WHAT IS REQUIRED
Gather every line of the entries that includes the word "should".

GIVEN ENTRIES
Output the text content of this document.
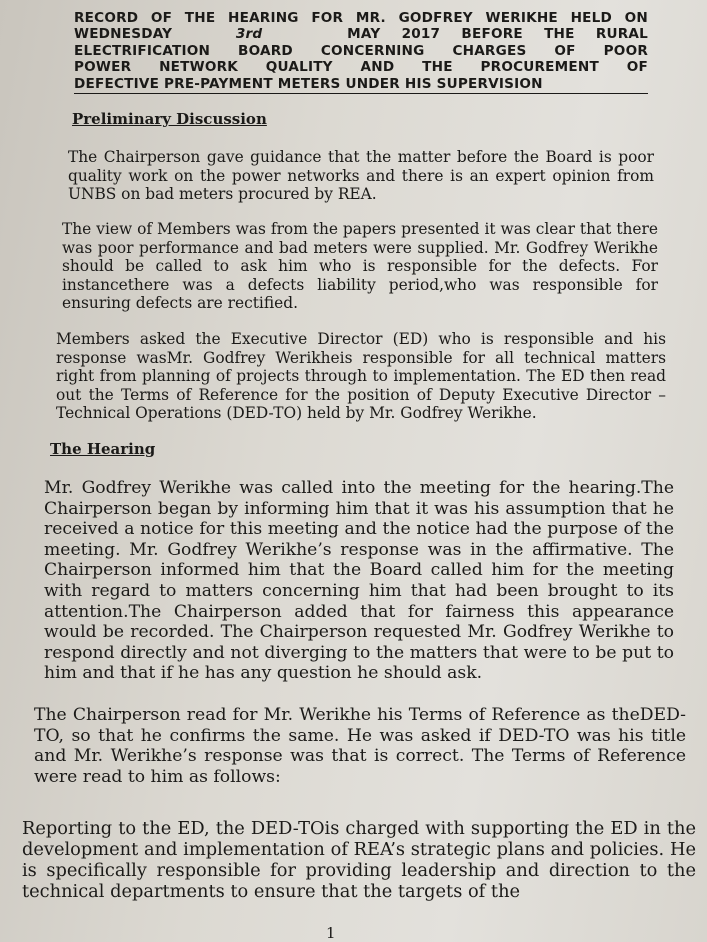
RECORD OF THE HEARING FOR MR. GODFREY WERIKHE HELD ON
WEDNESDAY	3rd	MAY 2017 BEFORE THE RURAL
ELECTRIFICATION BOARD CONCERNING CHARGES OF POOR
POWER NETWORK QUALITY AND THE PROCUREMENT OF
DEFECTIVE PRE-PAYMENT METERS UNDER HIS SUPERVISION
Preliminary Discussion

The Chairperson gave guidance that the matter before the Board is poor quality work on the power networks and there is an expert opinion from UNBS on bad meters procured by REA.

The view of Members was from the papers presented it was clear that there was poor performance and bad meters were supplied. Mr. Godfrey Werikhe should be called to ask him who is responsible for the defects. For instancethere was a defects liability period,who was responsible for ensuring defects are rectified.

Members asked the Executive Director (ED) who is responsible and his response wasMr. Godfrey Werikheis responsible for all technical matters right from planning of projects through to implementation. The ED then read out the Terms of Reference for the position of Deputy Executive Director – Technical Operations (DED-TO) held by Mr. Godfrey Werikhe.

The Hearing

Mr. Godfrey Werikhe was called into the meeting for the hearing.The Chairperson began by informing him that it was his assumption that he received a notice for this meeting and the notice had the purpose of the meeting. Mr. Godfrey Werikhe’s response was in the affirmative. The Chairperson informed him that the Board called him for the meeting with regard to matters concerning him that had been brought to its attention.The Chairperson added that for fairness this appearance would be recorded. The Chairperson requested Mr. Godfrey Werikhe to respond directly and not diverging to the matters that were to be put to him and that if he has any question he should ask.

The Chairperson read for Mr. Werikhe his Terms of Reference as theDED-TO, so that he confirms the same. He was asked if DED-TO was his title and Mr. Werikhe’s response was that is correct. The Terms of Reference were read to him as follows:

Reporting to the ED, the DED-TOis charged with supporting the ED in the development and implementation of REA’s strategic plans and policies. He is specifically responsible for providing leadership and direction to the technical departments to ensure that the targets of the

1
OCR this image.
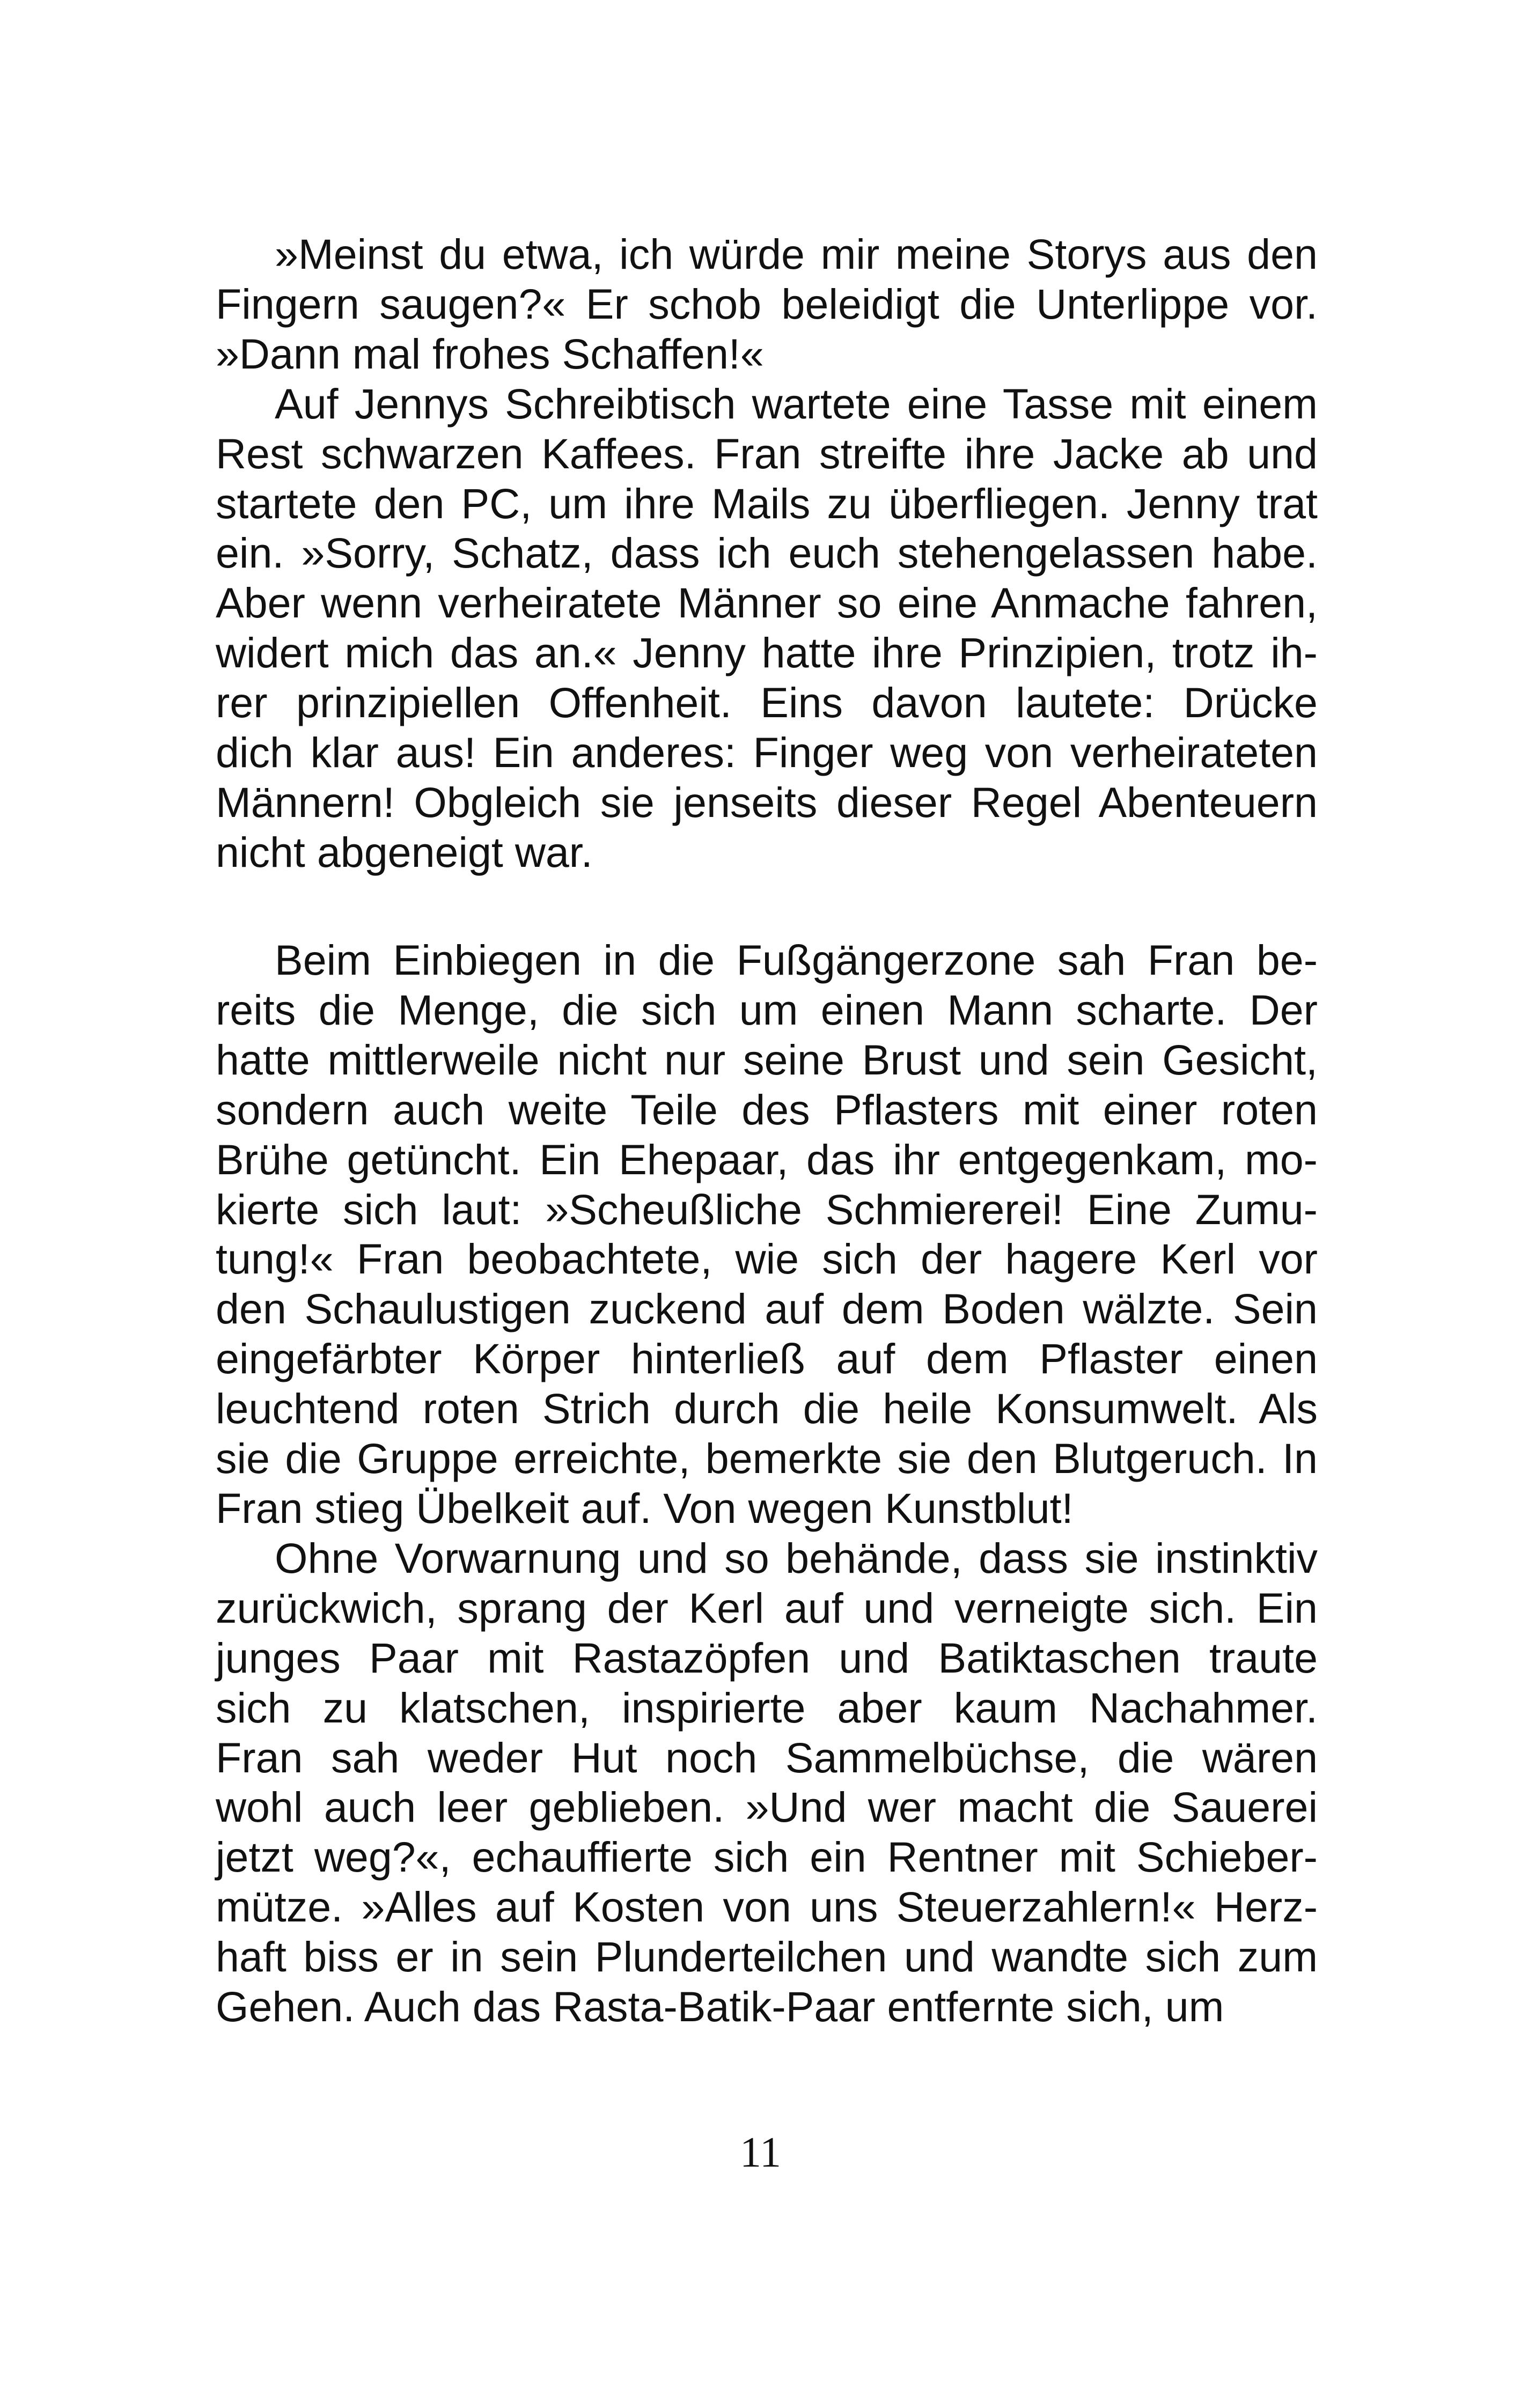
»Meinst du etwa, ich würde mir meine Storys aus den
Fingern saugen?« Er schob beleidigt die Unterlippe vor.
»Dann mal frohes Schaffen!«

Auf Jennys Schreibtisch wartete eine Tasse mit einem
Rest schwarzen Kaffees. Fran streifte ihre Jacke ab und
startete den PC, um ihre Mails zu überfliegen. Jenny trat
ein. »Sorry, Schatz, dass ich euch stehengelassen habe.
Aber wenn verheiratete Männer so eine Anmache fahren,
widert mich das an.« Jenny hatte ihre Prinzipien, trotz ih-
rer prinzipiellen Offenheit. Eins davon lautete: Drücke
dich klar aus! Ein anderes: Finger weg von verheirateten
Männern! Obgleich sie jenseits dieser Regel Abenteuern
nicht abgeneigt war.

Beim Einbiegen in die Fußgängerzone sah Fran be-
reits die Menge, die sich um einen Mann scharte. Der
hatte mittlerweile nicht nur seine Brust und sein Gesicht,
sondern auch weite Teile des Pflasters mit einer roten
Brühe getüncht. Ein Ehepaar, das ihr entgegenkam, mo-
kierte sich laut: »Scheußliche Schmiererei! Eine Zumu-
tung!« Fran beobachtete, wie sich der hagere Kerl vor
den Schaulustigen zuckend auf dem Boden wälzte. Sein
eingefärbter Körper hinterließ auf dem Pflaster einen
leuchtend roten Strich durch die heile Konsumwelt. Als
sie die Gruppe erreichte, bemerkte sie den Blutgeruch. In
Fran stieg Übelkeit auf. Von wegen Kunstblut!

Ohne Vorwarnung und so behände, dass sie instinktiv
zurückwich, sprang der Kerl auf und verneigte sich. Ein
junges Paar mit Rastazöpfen und Batiktaschen traute
sich zu klatschen, inspirierte aber kaum Nachahmer.
Fran sah weder Hut noch Sammelbüchse, die wären
wohl auch leer geblieben. »Und wer macht die Sauerei
jetzt weg?«, echauffierte sich ein Rentner mit Schieber-
mütze. »Alles auf Kosten von uns Steuerzahlern!« Herz-
haft biss er in sein Plunderteilchen und wandte sich zum
Gehen. Auch das Rasta-Batik-Paar entfernte sich, um

11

RESPONSE TO THE TASK
The view of Members was from the papers presented it was clear that there was poor performance and bad meters were supplied. Mr. Godfrey Werikhe should be called to ask him who is responsible for the defects. For instancethere was a defects liability period,who was responsible for ensuring defects are rectified.
Mr. Godfrey Werikhe was called into the meeting for the hearing.The Chairperson began by informing him that it was his assumption that he received a notice for this meeting and the notice had the purpose of the meeting. Mr. Godfrey Werikhe’s response was in the affirmative. The Chairperson informed him that the Board called him for the meeting with regard to matters concerning him that had been brought to its attention.The Chairperson added that for fairness this appearance would be recorded. The Chairperson requested Mr. Godfrey Werikhe to respond directly and not diverging to the matters that were to be put to him and that if he has any question he should ask.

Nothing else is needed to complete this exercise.